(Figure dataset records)

(begin)

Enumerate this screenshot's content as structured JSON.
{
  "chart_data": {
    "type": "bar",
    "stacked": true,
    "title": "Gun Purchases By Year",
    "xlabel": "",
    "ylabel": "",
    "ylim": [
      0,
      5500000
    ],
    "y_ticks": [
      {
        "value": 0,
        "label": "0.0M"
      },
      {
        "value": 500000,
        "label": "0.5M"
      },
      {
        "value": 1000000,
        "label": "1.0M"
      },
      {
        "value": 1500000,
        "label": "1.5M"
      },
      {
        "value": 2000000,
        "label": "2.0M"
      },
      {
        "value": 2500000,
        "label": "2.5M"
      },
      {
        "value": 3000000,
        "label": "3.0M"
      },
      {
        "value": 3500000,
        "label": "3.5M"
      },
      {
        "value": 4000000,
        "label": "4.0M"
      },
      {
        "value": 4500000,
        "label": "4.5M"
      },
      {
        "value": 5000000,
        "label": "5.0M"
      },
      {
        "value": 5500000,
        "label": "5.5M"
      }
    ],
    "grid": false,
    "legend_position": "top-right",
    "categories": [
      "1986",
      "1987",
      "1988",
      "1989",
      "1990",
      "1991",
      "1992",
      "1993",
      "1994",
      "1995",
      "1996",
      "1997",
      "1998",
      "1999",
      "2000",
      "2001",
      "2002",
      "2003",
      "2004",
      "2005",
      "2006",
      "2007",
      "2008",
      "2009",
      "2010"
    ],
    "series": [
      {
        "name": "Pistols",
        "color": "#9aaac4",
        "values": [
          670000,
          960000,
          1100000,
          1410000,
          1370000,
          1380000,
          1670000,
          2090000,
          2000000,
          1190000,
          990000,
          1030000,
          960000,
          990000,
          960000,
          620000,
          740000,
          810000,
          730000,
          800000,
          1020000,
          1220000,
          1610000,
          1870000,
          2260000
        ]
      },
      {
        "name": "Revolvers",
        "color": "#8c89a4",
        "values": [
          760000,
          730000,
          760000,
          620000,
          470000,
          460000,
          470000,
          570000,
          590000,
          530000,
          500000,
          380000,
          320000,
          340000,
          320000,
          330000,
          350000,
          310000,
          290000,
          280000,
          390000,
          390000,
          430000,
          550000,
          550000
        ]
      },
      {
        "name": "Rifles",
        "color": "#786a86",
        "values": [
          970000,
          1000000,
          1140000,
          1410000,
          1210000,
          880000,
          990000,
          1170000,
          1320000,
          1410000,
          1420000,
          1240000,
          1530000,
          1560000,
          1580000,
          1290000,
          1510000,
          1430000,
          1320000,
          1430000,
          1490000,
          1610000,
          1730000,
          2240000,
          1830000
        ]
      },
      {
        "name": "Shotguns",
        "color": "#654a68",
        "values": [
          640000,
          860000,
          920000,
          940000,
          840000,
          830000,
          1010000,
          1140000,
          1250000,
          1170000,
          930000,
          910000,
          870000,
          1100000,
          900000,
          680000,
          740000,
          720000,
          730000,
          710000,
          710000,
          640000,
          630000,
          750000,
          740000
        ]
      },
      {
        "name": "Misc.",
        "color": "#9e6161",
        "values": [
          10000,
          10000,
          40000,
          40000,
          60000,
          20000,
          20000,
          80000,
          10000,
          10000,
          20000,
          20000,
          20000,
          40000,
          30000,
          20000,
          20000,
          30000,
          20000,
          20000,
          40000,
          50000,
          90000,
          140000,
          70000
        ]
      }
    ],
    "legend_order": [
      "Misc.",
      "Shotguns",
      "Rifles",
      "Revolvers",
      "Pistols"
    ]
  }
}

(end)

What is required: Repeat all of the records above exactly as they appear.

Reply:
Enumerate this screenshot's content as structured JSON.
{
  "chart_data": {
    "type": "bar",
    "stacked": true,
    "title": "Gun Purchases By Year",
    "xlabel": "",
    "ylabel": "",
    "ylim": [
      0,
      5500000
    ],
    "y_ticks": [
      {
        "value": 0,
        "label": "0.0M"
      },
      {
        "value": 500000,
        "label": "0.5M"
      },
      {
        "value": 1000000,
        "label": "1.0M"
      },
      {
        "value": 1500000,
        "label": "1.5M"
      },
      {
        "value": 2000000,
        "label": "2.0M"
      },
      {
        "value": 2500000,
        "label": "2.5M"
      },
      {
        "value": 3000000,
        "label": "3.0M"
      },
      {
        "value": 3500000,
        "label": "3.5M"
      },
      {
        "value": 4000000,
        "label": "4.0M"
      },
      {
        "value": 4500000,
        "label": "4.5M"
      },
      {
        "value": 5000000,
        "label": "5.0M"
      },
      {
        "value": 5500000,
        "label": "5.5M"
      }
    ],
    "grid": false,
    "legend_position": "top-right",
    "categories": [
      "1986",
      "1987",
      "1988",
      "1989",
      "1990",
      "1991",
      "1992",
      "1993",
      "1994",
      "1995",
      "1996",
      "1997",
      "1998",
      "1999",
      "2000",
      "2001",
      "2002",
      "2003",
      "2004",
      "2005",
      "2006",
      "2007",
      "2008",
      "2009",
      "2010"
    ],
    "series": [
      {
        "name": "Pistols",
        "color": "#9aaac4",
        "values": [
          670000,
          960000,
          1100000,
          1410000,
          1370000,
          1380000,
          1670000,
          2090000,
          2000000,
          1190000,
          990000,
          1030000,
          960000,
          990000,
          960000,
          620000,
          740000,
          810000,
          730000,
          800000,
          1020000,
          1220000,
          1610000,
          1870000,
          2260000
        ]
      },
      {
        "name": "Revolvers",
        "color": "#8c89a4",
        "values": [
          760000,
          730000,
          760000,
          620000,
          470000,
          460000,
          470000,
          570000,
          590000,
          530000,
          500000,
          380000,
          320000,
          340000,
          320000,
          330000,
          350000,
          310000,
          290000,
          280000,
          390000,
          390000,
          430000,
          550000,
          550000
        ]
      },
      {
        "name": "Rifles",
        "color": "#786a86",
        "values": [
          970000,
          1000000,
          1140000,
          1410000,
          1210000,
          880000,
          990000,
          1170000,
          1320000,
          1410000,
          1420000,
          1240000,
          1530000,
          1560000,
          1580000,
          1290000,
          1510000,
          1430000,
          1320000,
          1430000,
          1490000,
          1610000,
          1730000,
          2240000,
          1830000
        ]
      },
      {
        "name": "Shotguns",
        "color": "#654a68",
        "values": [
          640000,
          860000,
          920000,
          940000,
          840000,
          830000,
          1010000,
          1140000,
          1250000,
          1170000,
          930000,
          910000,
          870000,
          1100000,
          900000,
          680000,
          740000,
          720000,
          730000,
          710000,
          710000,
          640000,
          630000,
          750000,
          740000
        ]
      },
      {
        "name": "Misc.",
        "color": "#9e6161",
        "values": [
          10000,
          10000,
          40000,
          40000,
          60000,
          20000,
          20000,
          80000,
          10000,
          10000,
          20000,
          20000,
          20000,
          40000,
          30000,
          20000,
          20000,
          30000,
          20000,
          20000,
          40000,
          50000,
          90000,
          140000,
          70000
        ]
      }
    ],
    "legend_order": [
      "Misc.",
      "Shotguns",
      "Rifles",
      "Revolvers",
      "Pistols"
    ]
  }
}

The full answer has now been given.